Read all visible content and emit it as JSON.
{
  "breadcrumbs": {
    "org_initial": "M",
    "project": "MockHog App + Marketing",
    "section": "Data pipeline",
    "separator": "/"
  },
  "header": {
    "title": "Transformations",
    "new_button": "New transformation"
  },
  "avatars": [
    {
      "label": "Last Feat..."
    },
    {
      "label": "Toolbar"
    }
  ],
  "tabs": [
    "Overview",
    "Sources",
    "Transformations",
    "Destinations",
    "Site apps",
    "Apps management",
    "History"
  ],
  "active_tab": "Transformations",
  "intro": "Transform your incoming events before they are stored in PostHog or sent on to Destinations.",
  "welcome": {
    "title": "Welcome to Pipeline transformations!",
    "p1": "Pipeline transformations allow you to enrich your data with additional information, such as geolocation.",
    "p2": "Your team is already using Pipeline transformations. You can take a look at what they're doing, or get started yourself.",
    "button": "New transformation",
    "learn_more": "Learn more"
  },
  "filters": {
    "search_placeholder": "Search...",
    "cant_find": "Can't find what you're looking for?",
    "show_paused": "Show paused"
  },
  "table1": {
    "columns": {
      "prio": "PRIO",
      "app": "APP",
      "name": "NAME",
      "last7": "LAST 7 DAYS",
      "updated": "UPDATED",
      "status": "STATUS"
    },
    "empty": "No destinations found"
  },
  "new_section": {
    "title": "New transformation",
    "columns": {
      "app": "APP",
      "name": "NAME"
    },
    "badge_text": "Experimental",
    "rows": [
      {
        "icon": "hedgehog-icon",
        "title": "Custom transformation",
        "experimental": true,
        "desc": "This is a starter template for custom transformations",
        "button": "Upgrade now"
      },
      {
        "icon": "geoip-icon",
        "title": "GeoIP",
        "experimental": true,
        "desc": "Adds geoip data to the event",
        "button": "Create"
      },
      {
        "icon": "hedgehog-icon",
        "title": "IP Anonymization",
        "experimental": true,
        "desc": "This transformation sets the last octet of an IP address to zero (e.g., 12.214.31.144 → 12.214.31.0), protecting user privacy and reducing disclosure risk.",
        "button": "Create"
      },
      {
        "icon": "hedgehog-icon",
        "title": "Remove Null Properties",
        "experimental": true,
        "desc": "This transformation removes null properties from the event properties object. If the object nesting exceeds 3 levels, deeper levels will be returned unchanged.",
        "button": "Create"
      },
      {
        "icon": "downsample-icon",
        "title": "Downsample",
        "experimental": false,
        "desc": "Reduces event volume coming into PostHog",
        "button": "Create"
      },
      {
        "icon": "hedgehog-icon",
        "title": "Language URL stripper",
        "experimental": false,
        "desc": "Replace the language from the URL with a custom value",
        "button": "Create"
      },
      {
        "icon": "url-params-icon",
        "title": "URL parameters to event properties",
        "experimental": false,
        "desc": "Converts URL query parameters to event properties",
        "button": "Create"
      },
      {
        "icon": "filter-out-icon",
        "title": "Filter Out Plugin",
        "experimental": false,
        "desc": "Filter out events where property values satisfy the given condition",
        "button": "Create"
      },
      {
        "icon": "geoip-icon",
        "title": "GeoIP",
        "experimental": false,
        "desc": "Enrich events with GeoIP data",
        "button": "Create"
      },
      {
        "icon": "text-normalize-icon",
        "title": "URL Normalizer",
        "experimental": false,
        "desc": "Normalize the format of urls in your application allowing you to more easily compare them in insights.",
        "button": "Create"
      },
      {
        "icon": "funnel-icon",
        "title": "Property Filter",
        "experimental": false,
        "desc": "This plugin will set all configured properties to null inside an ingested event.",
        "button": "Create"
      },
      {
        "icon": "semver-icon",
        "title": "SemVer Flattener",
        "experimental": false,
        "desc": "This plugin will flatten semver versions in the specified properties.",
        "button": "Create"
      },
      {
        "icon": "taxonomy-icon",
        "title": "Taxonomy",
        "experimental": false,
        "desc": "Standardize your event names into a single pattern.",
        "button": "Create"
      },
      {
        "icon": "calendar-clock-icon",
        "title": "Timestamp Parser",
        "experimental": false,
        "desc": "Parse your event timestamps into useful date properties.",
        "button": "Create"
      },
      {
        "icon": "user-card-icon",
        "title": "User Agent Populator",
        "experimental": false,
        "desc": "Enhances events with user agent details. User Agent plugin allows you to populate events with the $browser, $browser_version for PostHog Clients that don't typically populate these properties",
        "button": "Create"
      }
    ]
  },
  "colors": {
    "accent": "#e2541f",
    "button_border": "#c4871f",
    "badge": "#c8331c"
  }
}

**Exercise requirements:** Output an exact copy of each record.

**Solution for this task:**
Read all visible content and emit it as JSON.
{
  "breadcrumbs": {
    "org_initial": "M",
    "project": "MockHog App + Marketing",
    "section": "Data pipeline",
    "separator": "/"
  },
  "header": {
    "title": "Transformations",
    "new_button": "New transformation"
  },
  "avatars": [
    {
      "label": "Last Feat..."
    },
    {
      "label": "Toolbar"
    }
  ],
  "tabs": [
    "Overview",
    "Sources",
    "Transformations",
    "Destinations",
    "Site apps",
    "Apps management",
    "History"
  ],
  "active_tab": "Transformations",
  "intro": "Transform your incoming events before they are stored in PostHog or sent on to Destinations.",
  "welcome": {
    "title": "Welcome to Pipeline transformations!",
    "p1": "Pipeline transformations allow you to enrich your data with additional information, such as geolocation.",
    "p2": "Your team is already using Pipeline transformations. You can take a look at what they're doing, or get started yourself.",
    "button": "New transformation",
    "learn_more": "Learn more"
  },
  "filters": {
    "search_placeholder": "Search...",
    "cant_find": "Can't find what you're looking for?",
    "show_paused": "Show paused"
  },
  "table1": {
    "columns": {
      "prio": "PRIO",
      "app": "APP",
      "name": "NAME",
      "last7": "LAST 7 DAYS",
      "updated": "UPDATED",
      "status": "STATUS"
    },
    "empty": "No destinations found"
  },
  "new_section": {
    "title": "New transformation",
    "columns": {
      "app": "APP",
      "name": "NAME"
    },
    "badge_text": "Experimental",
    "rows": [
      {
        "icon": "hedgehog-icon",
        "title": "Custom transformation",
        "experimental": true,
        "desc": "This is a starter template for custom transformations",
        "button": "Upgrade now"
      },
      {
        "icon": "geoip-icon",
        "title": "GeoIP",
        "experimental": true,
        "desc": "Adds geoip data to the event",
        "button": "Create"
      },
      {
        "icon": "hedgehog-icon",
        "title": "IP Anonymization",
        "experimental": true,
        "desc": "This transformation sets the last octet of an IP address to zero (e.g., 12.214.31.144 → 12.214.31.0), protecting user privacy and reducing disclosure risk.",
        "button": "Create"
      },
      {
        "icon": "hedgehog-icon",
        "title": "Remove Null Properties",
        "experimental": true,
        "desc": "This transformation removes null properties from the event properties object. If the object nesting exceeds 3 levels, deeper levels will be returned unchanged.",
        "button": "Create"
      },
      {
        "icon": "downsample-icon",
        "title": "Downsample",
        "experimental": false,
        "desc": "Reduces event volume coming into PostHog",
        "button": "Create"
      },
      {
        "icon": "hedgehog-icon",
        "title": "Language URL stripper",
        "experimental": false,
        "desc": "Replace the language from the URL with a custom value",
        "button": "Create"
      },
      {
        "icon": "url-params-icon",
        "title": "URL parameters to event properties",
        "experimental": false,
        "desc": "Converts URL query parameters to event properties",
        "button": "Create"
      },
      {
        "icon": "filter-out-icon",
        "title": "Filter Out Plugin",
        "experimental": false,
        "desc": "Filter out events where property values satisfy the given condition",
        "button": "Create"
      },
      {
        "icon": "geoip-icon",
        "title": "GeoIP",
        "experimental": false,
        "desc": "Enrich events with GeoIP data",
        "button": "Create"
      },
      {
        "icon": "text-normalize-icon",
        "title": "URL Normalizer",
        "experimental": false,
        "desc": "Normalize the format of urls in your application allowing you to more easily compare them in insights.",
        "button": "Create"
      },
      {
        "icon": "funnel-icon",
        "title": "Property Filter",
        "experimental": false,
        "desc": "This plugin will set all configured properties to null inside an ingested event.",
        "button": "Create"
      },
      {
        "icon": "semver-icon",
        "title": "SemVer Flattener",
        "experimental": false,
        "desc": "This plugin will flatten semver versions in the specified properties.",
        "button": "Create"
      },
      {
        "icon": "taxonomy-icon",
        "title": "Taxonomy",
        "experimental": false,
        "desc": "Standardize your event names into a single pattern.",
        "button": "Create"
      },
      {
        "icon": "calendar-clock-icon",
        "title": "Timestamp Parser",
        "experimental": false,
        "desc": "Parse your event timestamps into useful date properties.",
        "button": "Create"
      },
      {
        "icon": "user-card-icon",
        "title": "User Agent Populator",
        "experimental": false,
        "desc": "Enhances events with user agent details. User Agent plugin allows you to populate events with the $browser, $browser_version for PostHog Clients that don't typically populate these properties",
        "button": "Create"
      }
    ]
  },
  "colors": {
    "accent": "#e2541f",
    "button_border": "#c4871f",
    "badge": "#c8331c"
  }
}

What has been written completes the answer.